◆ What you will do
Exactly reproduce all the records, keeping pictures out of the copy.

Data entries
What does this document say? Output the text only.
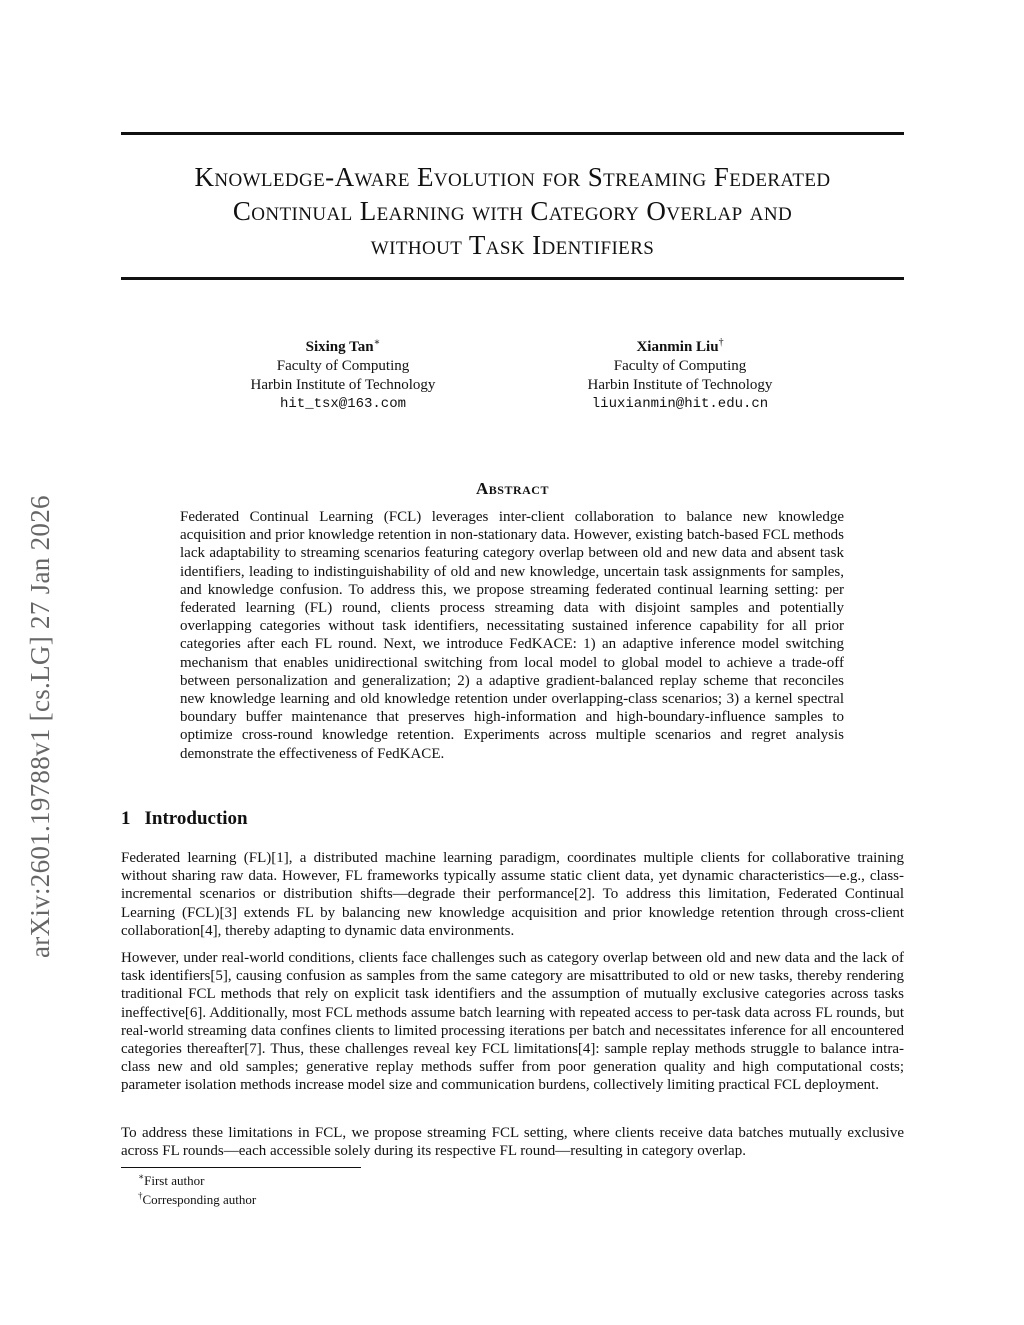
arXiv:2601.19788v1 [cs.LG] 27 Jan 2026
Knowledge-Aware Evolution for Streaming Federated
Continual Learning with Category Overlap and
without Task Identifiers
Sixing Tan∗
Faculty of Computing
Harbin Institute of Technology
hit_tsx@163.com
Xianmin Liu†
Faculty of Computing
Harbin Institute of Technology
liuxianmin@hit.edu.cn
Abstract

Federated Continual Learning (FCL) leverages inter-client collaboration to balance new knowledge acquisition and prior knowledge retention in non-stationary data. However, existing batch-based FCL methods lack adaptability to streaming scenarios featuring category overlap between old and new data and absent task identifiers, leading to indistinguishability of old and new knowledge, uncertain task assignments for samples, and knowledge confusion. To address this, we propose streaming federated continual learning setting: per federated learning (FL) round, clients process streaming data with disjoint samples and potentially overlapping categories without task identifiers, necessitating sustained inference capability for all prior categories after each FL round. Next, we introduce FedKACE: 1) an adaptive inference model switching mechanism that enables unidirectional switching from local model to global model to achieve a trade-off between personalization and generalization; 2) a adaptive gradient-balanced replay scheme that reconciles new knowledge learning and old knowledge retention under overlapping-class scenarios; 3) a kernel spectral boundary buffer maintenance that preserves high-information and high-boundary-influence samples to optimize cross-round knowledge retention. Experiments across multiple scenarios and regret analysis demonstrate the effectiveness of FedKACE.

1 Introduction

Federated learning (FL)[1], a distributed machine learning paradigm, coordinates multiple clients for collaborative training without sharing raw data. However, FL frameworks typically assume static client data, yet dynamic characteristics—e.g., class-incremental scenarios or distribution shifts—degrade their performance[2]. To address this limitation, Federated Continual Learning (FCL)[3] extends FL by balancing new knowledge acquisition and prior knowledge retention through cross-client collaboration[4], thereby adapting to dynamic data environments.

However, under real-world conditions, clients face challenges such as category overlap between old and new data and the lack of task identifiers[5], causing confusion as samples from the same category are misattributed to old or new tasks, thereby rendering traditional FCL methods that rely on explicit task identifiers and the assumption of mutually exclusive categories across tasks ineffective[6]. Additionally, most FCL methods assume batch learning with repeated access to per-task data across FL rounds, but real-world streaming data confines clients to limited processing iterations per batch and necessitates inference for all encountered categories thereafter[7]. Thus, these challenges reveal key FCL limitations[4]: sample replay methods struggle to balance intra-class new and old samples; generative replay methods suffer from poor generation quality and high computational costs; parameter isolation methods increase model size and communication burdens, collectively limiting practical FCL deployment.

To address these limitations in FCL, we propose streaming FCL setting, where clients receive data batches mutually exclusive across FL rounds—each accessible solely during its respective FL round—resulting in category overlap.

∗First author
†Corresponding author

◆ Output
What does this document say? Output the text only.
arXiv:2601.19788v1 [cs.LG] 27 Jan 2026
Knowledge-Aware Evolution for Streaming Federated
Continual Learning with Category Overlap and
without Task Identifiers
Sixing Tan∗
Faculty of Computing
Harbin Institute of Technology
hit_tsx@163.com
Xianmin Liu†
Faculty of Computing
Harbin Institute of Technology
liuxianmin@hit.edu.cn
Abstract

Federated Continual Learning (FCL) leverages inter-client collaboration to balance new knowledge acquisition and prior knowledge retention in non-stationary data. However, existing batch-based FCL methods lack adaptability to streaming scenarios featuring category overlap between old and new data and absent task identifiers, leading to indistinguishability of old and new knowledge, uncertain task assignments for samples, and knowledge confusion. To address this, we propose streaming federated continual learning setting: per federated learning (FL) round, clients process streaming data with disjoint samples and potentially overlapping categories without task identifiers, necessitating sustained inference capability for all prior categories after each FL round. Next, we introduce FedKACE: 1) an adaptive inference model switching mechanism that enables unidirectional switching from local model to global model to achieve a trade-off between personalization and generalization; 2) a adaptive gradient-balanced replay scheme that reconciles new knowledge learning and old knowledge retention under overlapping-class scenarios; 3) a kernel spectral boundary buffer maintenance that preserves high-information and high-boundary-influence samples to optimize cross-round knowledge retention. Experiments across multiple scenarios and regret analysis demonstrate the effectiveness of FedKACE.

1 Introduction

Federated learning (FL)[1], a distributed machine learning paradigm, coordinates multiple clients for collaborative training without sharing raw data. However, FL frameworks typically assume static client data, yet dynamic characteristics—e.g., class-incremental scenarios or distribution shifts—degrade their performance[2]. To address this limitation, Federated Continual Learning (FCL)[3] extends FL by balancing new knowledge acquisition and prior knowledge retention through cross-client collaboration[4], thereby adapting to dynamic data environments.

However, under real-world conditions, clients face challenges such as category overlap between old and new data and the lack of task identifiers[5], causing confusion as samples from the same category are misattributed to old or new tasks, thereby rendering traditional FCL methods that rely on explicit task identifiers and the assumption of mutually exclusive categories across tasks ineffective[6]. Additionally, most FCL methods assume batch learning with repeated access to per-task data across FL rounds, but real-world streaming data confines clients to limited processing iterations per batch and necessitates inference for all encountered categories thereafter[7]. Thus, these challenges reveal key FCL limitations[4]: sample replay methods struggle to balance intra-class new and old samples; generative replay methods suffer from poor generation quality and high computational costs; parameter isolation methods increase model size and communication burdens, collectively limiting practical FCL deployment.

To address these limitations in FCL, we propose streaming FCL setting, where clients receive data batches mutually exclusive across FL rounds—each accessible solely during its respective FL round—resulting in category overlap.

∗First author
†Corresponding author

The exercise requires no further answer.